__PROBLEM DESCRIPTION__. Copy every line in the records below that contains the word "Sensitives".

__MATERIAL__.
+---+

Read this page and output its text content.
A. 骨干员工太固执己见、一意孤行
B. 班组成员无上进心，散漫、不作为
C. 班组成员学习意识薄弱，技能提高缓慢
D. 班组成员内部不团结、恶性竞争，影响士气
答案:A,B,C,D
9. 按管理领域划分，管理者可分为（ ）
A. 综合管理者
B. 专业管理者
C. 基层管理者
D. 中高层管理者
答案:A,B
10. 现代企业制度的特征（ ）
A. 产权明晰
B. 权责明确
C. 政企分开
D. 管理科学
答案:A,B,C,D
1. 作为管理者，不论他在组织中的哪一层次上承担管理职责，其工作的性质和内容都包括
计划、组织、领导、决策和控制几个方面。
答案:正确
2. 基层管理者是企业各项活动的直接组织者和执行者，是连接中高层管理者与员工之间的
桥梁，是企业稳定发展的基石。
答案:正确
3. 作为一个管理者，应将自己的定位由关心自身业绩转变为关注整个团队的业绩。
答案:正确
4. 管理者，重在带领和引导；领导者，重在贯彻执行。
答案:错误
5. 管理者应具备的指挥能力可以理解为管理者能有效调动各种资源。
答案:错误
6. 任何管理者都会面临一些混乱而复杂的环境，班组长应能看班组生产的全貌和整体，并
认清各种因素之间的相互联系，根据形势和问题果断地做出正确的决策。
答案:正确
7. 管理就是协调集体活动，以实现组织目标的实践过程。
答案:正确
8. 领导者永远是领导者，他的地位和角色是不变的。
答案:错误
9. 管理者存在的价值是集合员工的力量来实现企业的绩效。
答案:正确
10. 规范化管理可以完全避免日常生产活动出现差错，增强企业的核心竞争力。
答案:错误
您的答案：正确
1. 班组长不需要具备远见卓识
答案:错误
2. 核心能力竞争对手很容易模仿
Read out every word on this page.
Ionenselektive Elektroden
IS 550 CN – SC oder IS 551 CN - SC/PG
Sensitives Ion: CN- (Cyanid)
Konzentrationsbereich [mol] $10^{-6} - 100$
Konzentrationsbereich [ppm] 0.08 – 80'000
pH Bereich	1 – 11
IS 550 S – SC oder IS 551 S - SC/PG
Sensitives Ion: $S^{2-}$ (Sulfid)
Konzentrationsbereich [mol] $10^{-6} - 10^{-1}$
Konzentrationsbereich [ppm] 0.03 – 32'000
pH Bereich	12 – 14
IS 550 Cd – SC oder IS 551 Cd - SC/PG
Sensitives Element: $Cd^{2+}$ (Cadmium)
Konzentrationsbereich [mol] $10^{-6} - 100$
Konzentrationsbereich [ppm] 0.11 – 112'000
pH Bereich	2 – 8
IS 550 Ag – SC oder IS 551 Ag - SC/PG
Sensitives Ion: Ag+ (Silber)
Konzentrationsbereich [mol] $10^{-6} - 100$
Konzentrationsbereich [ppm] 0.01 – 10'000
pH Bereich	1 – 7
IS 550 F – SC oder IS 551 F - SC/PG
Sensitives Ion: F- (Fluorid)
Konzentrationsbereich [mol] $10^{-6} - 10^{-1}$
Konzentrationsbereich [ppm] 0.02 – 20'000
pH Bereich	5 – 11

+---+

__ANSWER TO THIS EXERCISE__.
Sensitives Ion: CN- (Cyanid)
Sensitives Ion: $S^{2-}$ (Sulfid)
Sensitives Element: $Cd^{2+}$ (Cadmium)
Sensitives Ion: Ag+ (Silber)
Sensitives Ion: F- (Fluorid)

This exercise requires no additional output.